Entries from a dataset:
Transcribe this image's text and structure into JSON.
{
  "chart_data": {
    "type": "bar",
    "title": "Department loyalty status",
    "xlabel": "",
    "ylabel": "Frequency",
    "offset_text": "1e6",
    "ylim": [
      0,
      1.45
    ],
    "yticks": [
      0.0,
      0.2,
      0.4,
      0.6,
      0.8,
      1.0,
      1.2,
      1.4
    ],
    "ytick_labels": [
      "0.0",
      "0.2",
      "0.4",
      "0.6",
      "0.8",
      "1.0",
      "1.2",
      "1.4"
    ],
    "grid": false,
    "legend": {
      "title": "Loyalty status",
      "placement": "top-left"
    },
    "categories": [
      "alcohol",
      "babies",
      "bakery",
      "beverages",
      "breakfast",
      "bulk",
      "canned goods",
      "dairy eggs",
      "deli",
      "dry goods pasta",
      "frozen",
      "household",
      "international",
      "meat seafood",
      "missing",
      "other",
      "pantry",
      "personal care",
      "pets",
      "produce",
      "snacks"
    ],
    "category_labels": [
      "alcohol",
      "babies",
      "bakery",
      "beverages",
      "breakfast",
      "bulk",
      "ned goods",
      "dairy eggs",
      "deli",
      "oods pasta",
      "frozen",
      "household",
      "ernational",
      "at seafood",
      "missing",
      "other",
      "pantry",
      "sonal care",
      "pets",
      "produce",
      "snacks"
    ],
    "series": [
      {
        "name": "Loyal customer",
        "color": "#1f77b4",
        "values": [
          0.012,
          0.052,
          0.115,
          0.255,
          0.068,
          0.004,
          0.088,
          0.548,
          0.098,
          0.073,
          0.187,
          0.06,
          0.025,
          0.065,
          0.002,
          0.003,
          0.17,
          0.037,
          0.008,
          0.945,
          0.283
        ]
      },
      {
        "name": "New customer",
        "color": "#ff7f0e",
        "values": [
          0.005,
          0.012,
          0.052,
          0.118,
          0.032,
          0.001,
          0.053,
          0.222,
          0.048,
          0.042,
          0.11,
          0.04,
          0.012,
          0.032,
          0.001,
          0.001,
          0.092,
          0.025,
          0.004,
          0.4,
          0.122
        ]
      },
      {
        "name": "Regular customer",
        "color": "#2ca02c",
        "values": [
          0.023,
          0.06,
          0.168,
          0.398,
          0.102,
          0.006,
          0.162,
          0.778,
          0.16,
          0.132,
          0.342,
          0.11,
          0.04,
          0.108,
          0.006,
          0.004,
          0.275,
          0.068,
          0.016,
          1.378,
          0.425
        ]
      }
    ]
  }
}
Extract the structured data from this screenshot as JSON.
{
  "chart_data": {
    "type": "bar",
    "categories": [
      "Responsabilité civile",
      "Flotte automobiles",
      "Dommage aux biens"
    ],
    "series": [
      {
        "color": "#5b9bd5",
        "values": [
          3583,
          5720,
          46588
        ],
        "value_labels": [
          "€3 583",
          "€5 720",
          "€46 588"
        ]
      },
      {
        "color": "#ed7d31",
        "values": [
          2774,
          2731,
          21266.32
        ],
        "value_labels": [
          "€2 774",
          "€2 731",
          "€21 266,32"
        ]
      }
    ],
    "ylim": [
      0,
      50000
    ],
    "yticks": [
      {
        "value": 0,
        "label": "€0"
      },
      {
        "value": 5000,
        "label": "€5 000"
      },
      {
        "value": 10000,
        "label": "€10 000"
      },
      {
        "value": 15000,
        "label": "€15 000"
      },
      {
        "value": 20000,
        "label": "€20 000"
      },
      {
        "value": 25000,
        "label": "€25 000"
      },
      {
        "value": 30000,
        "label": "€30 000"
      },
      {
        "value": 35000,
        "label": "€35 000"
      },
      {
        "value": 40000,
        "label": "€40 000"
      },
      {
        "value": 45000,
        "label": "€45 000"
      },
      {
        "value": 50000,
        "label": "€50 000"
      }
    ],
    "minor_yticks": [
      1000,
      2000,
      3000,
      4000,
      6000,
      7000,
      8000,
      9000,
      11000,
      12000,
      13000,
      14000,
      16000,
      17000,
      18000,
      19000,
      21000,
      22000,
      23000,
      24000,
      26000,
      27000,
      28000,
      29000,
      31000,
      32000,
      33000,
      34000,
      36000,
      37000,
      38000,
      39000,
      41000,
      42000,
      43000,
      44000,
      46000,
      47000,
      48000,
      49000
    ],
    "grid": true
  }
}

* [What you have to do]
Write out every record, exactly as written.

* [Written reply]
Transcribe this image's text and structure into JSON.
{
  "chart_data": {
    "type": "bar",
    "title": "Department loyalty status",
    "xlabel": "",
    "ylabel": "Frequency",
    "offset_text": "1e6",
    "ylim": [
      0,
      1.45
    ],
    "yticks": [
      0.0,
      0.2,
      0.4,
      0.6,
      0.8,
      1.0,
      1.2,
      1.4
    ],
    "ytick_labels": [
      "0.0",
      "0.2",
      "0.4",
      "0.6",
      "0.8",
      "1.0",
      "1.2",
      "1.4"
    ],
    "grid": false,
    "legend": {
      "title": "Loyalty status",
      "placement": "top-left"
    },
    "categories": [
      "alcohol",
      "babies",
      "bakery",
      "beverages",
      "breakfast",
      "bulk",
      "canned goods",
      "dairy eggs",
      "deli",
      "dry goods pasta",
      "frozen",
      "household",
      "international",
      "meat seafood",
      "missing",
      "other",
      "pantry",
      "personal care",
      "pets",
      "produce",
      "snacks"
    ],
    "category_labels": [
      "alcohol",
      "babies",
      "bakery",
      "beverages",
      "breakfast",
      "bulk",
      "ned goods",
      "dairy eggs",
      "deli",
      "oods pasta",
      "frozen",
      "household",
      "ernational",
      "at seafood",
      "missing",
      "other",
      "pantry",
      "sonal care",
      "pets",
      "produce",
      "snacks"
    ],
    "series": [
      {
        "name": "Loyal customer",
        "color": "#1f77b4",
        "values": [
          0.012,
          0.052,
          0.115,
          0.255,
          0.068,
          0.004,
          0.088,
          0.548,
          0.098,
          0.073,
          0.187,
          0.06,
          0.025,
          0.065,
          0.002,
          0.003,
          0.17,
          0.037,
          0.008,
          0.945,
          0.283
        ]
      },
      {
        "name": "New customer",
        "color": "#ff7f0e",
        "values": [
          0.005,
          0.012,
          0.052,
          0.118,
          0.032,
          0.001,
          0.053,
          0.222,
          0.048,
          0.042,
          0.11,
          0.04,
          0.012,
          0.032,
          0.001,
          0.001,
          0.092,
          0.025,
          0.004,
          0.4,
          0.122
        ]
      },
      {
        "name": "Regular customer",
        "color": "#2ca02c",
        "values": [
          0.023,
          0.06,
          0.168,
          0.398,
          0.102,
          0.006,
          0.162,
          0.778,
          0.16,
          0.132,
          0.342,
          0.11,
          0.04,
          0.108,
          0.006,
          0.004,
          0.275,
          0.068,
          0.016,
          1.378,
          0.425
        ]
      }
    ]
  }
}
Extract the structured data from this screenshot as JSON.
{
  "chart_data": {
    "type": "bar",
    "categories": [
      "Responsabilité civile",
      "Flotte automobiles",
      "Dommage aux biens"
    ],
    "series": [
      {
        "color": "#5b9bd5",
        "values": [
          3583,
          5720,
          46588
        ],
        "value_labels": [
          "€3 583",
          "€5 720",
          "€46 588"
        ]
      },
      {
        "color": "#ed7d31",
        "values": [
          2774,
          2731,
          21266.32
        ],
        "value_labels": [
          "€2 774",
          "€2 731",
          "€21 266,32"
        ]
      }
    ],
    "ylim": [
      0,
      50000
    ],
    "yticks": [
      {
        "value": 0,
        "label": "€0"
      },
      {
        "value": 5000,
        "label": "€5 000"
      },
      {
        "value": 10000,
        "label": "€10 000"
      },
      {
        "value": 15000,
        "label": "€15 000"
      },
      {
        "value": 20000,
        "label": "€20 000"
      },
      {
        "value": 25000,
        "label": "€25 000"
      },
      {
        "value": 30000,
        "label": "€30 000"
      },
      {
        "value": 35000,
        "label": "€35 000"
      },
      {
        "value": 40000,
        "label": "€40 000"
      },
      {
        "value": 45000,
        "label": "€45 000"
      },
      {
        "value": 50000,
        "label": "€50 000"
      }
    ],
    "minor_yticks": [
      1000,
      2000,
      3000,
      4000,
      6000,
      7000,
      8000,
      9000,
      11000,
      12000,
      13000,
      14000,
      16000,
      17000,
      18000,
      19000,
      21000,
      22000,
      23000,
      24000,
      26000,
      27000,
      28000,
      29000,
      31000,
      32000,
      33000,
      34000,
      36000,
      37000,
      38000,
      39000,
      41000,
      42000,
      43000,
      44000,
      46000,
      47000,
      48000,
      49000
    ],
    "grid": true
  }
}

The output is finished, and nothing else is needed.